▸ Exercise brief
Locate all lines with the word "остатков". Copy them.

Items listed in a dataset:
<<<<
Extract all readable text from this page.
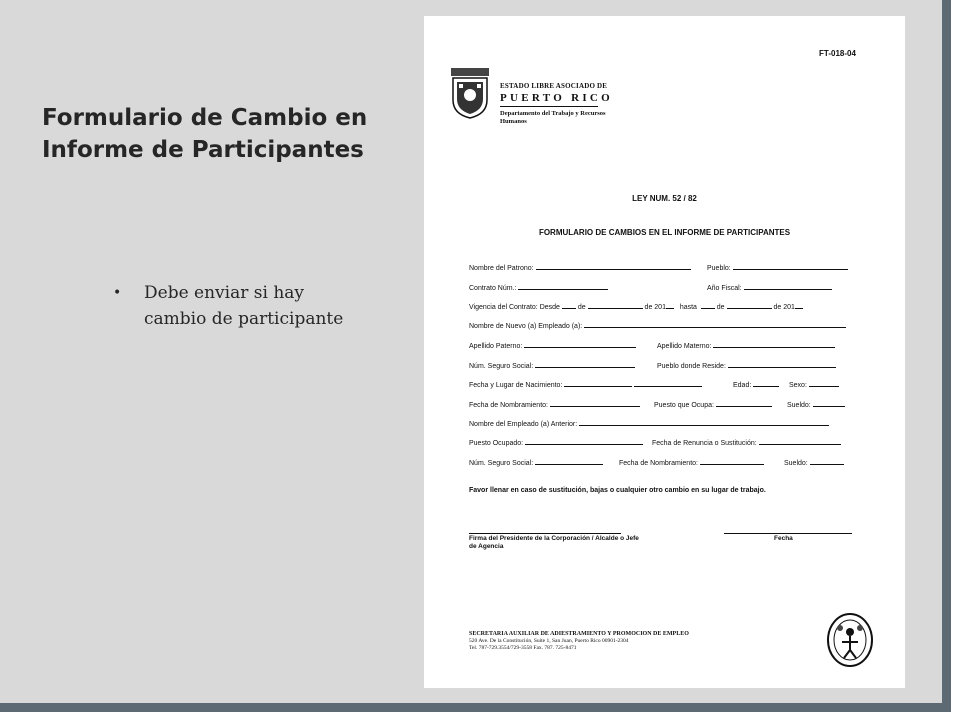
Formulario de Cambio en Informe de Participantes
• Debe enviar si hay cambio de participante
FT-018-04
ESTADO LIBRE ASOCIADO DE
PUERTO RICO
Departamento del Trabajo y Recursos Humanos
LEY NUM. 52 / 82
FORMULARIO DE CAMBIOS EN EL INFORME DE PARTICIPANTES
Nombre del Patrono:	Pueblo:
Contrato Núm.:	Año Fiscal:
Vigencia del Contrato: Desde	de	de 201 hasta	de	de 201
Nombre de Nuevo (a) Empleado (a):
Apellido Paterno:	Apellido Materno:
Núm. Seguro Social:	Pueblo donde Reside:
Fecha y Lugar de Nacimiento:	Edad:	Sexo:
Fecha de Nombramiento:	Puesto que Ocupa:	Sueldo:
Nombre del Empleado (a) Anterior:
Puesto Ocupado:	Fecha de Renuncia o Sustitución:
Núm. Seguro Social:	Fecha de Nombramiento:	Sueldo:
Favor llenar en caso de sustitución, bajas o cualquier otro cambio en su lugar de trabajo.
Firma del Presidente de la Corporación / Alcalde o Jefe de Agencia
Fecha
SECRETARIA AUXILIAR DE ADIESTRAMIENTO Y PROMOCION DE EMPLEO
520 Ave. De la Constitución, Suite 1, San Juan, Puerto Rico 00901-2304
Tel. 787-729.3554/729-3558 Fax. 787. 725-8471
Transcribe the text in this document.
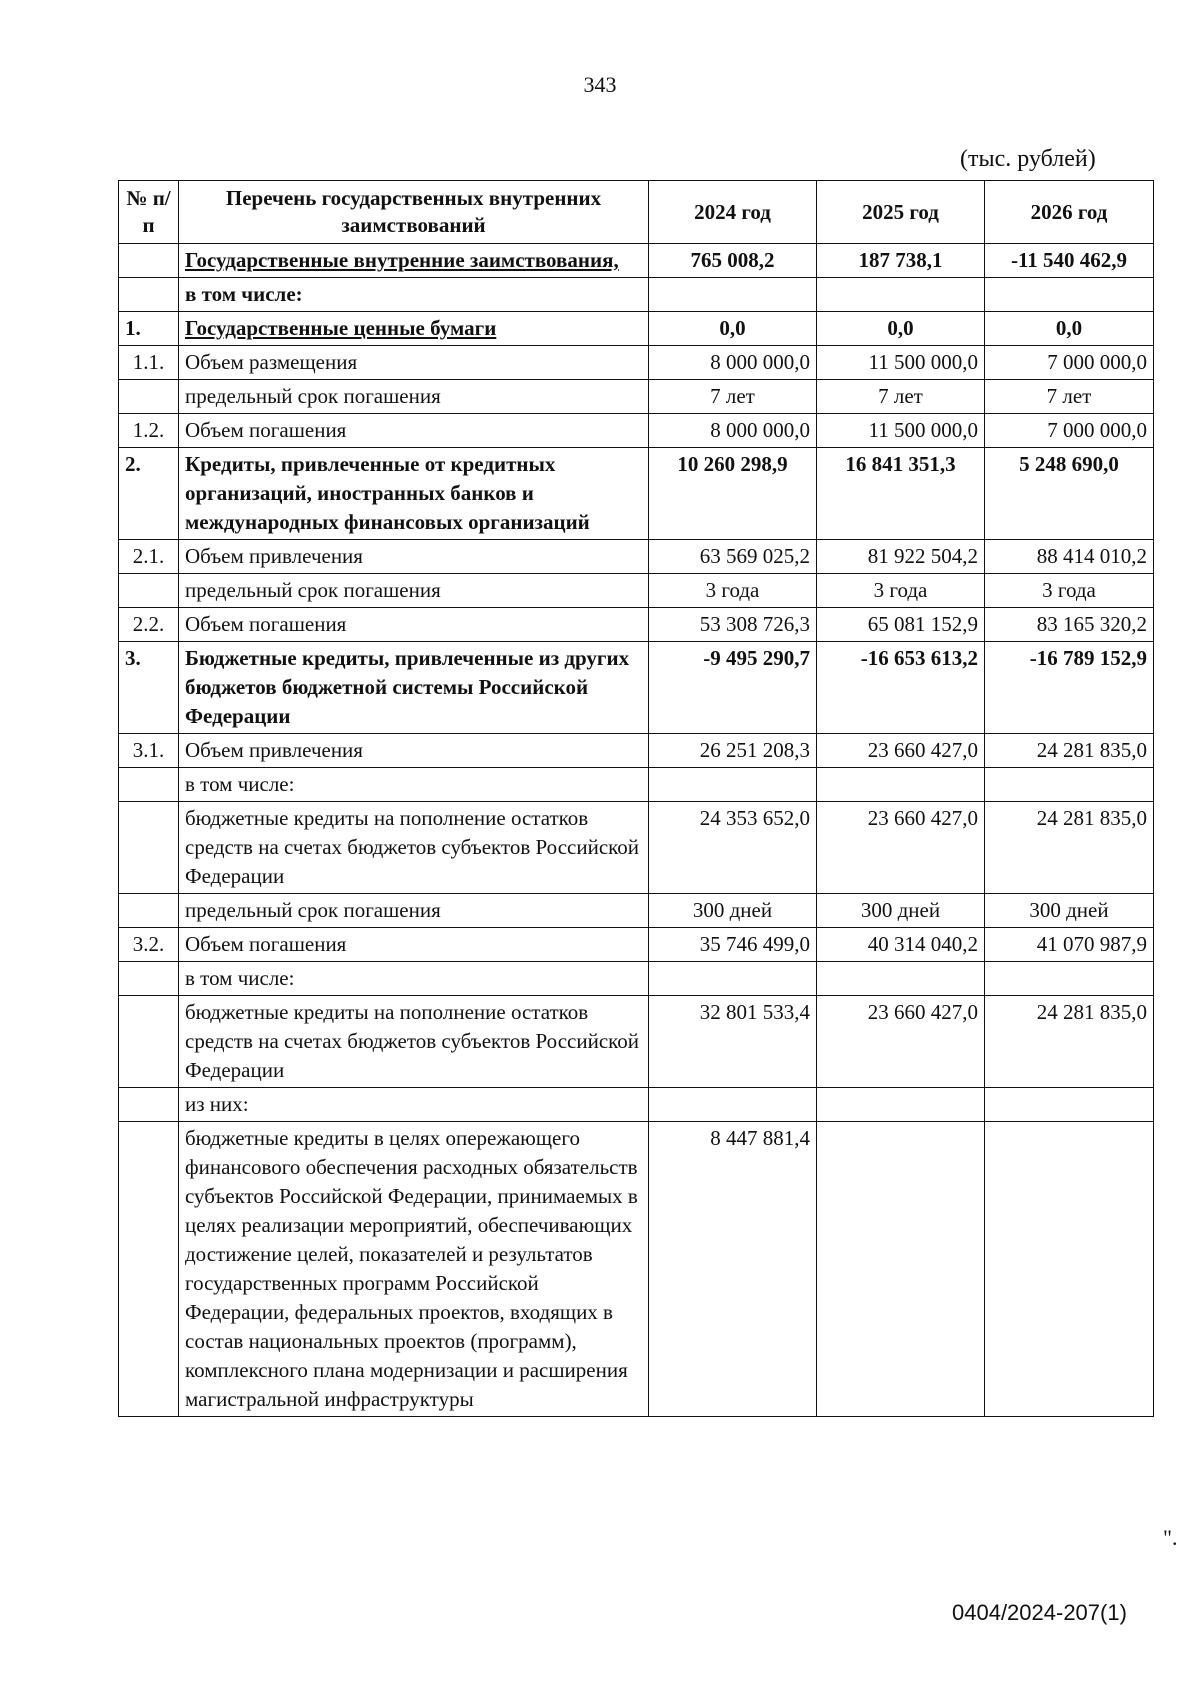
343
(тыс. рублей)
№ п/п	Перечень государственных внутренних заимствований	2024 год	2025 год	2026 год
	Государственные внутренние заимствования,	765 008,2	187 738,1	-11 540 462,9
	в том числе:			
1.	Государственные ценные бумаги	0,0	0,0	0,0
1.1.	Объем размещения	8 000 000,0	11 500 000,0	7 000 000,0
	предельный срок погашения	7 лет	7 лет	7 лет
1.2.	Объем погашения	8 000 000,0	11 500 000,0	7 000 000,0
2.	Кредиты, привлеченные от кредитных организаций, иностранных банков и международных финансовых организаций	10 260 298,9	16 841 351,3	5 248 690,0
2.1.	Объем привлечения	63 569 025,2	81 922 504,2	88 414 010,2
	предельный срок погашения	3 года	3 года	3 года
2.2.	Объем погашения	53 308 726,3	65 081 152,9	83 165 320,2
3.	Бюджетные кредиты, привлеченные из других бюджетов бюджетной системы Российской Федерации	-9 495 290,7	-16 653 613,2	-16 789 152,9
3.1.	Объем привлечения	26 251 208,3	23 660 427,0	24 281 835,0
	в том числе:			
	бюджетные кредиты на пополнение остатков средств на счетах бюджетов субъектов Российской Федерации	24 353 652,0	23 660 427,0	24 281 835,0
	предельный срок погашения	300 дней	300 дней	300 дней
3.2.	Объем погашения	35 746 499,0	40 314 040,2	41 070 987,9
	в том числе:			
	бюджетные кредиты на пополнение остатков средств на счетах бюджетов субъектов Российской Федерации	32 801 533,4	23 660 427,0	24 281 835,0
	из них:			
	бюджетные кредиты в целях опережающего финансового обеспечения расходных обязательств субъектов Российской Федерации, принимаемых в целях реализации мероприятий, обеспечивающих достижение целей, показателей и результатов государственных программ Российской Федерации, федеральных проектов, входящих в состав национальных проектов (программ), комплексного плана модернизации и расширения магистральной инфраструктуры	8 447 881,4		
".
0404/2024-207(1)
>>>>
▸ Output for this task
	бюджетные кредиты на пополнение остатков средств на счетах бюджетов субъектов Российской Федерации	24 353 652,0	23 660 427,0	24 281 835,0
	бюджетные кредиты на пополнение остатков средств на счетах бюджетов субъектов Российской Федерации	32 801 533,4	23 660 427,0	24 281 835,0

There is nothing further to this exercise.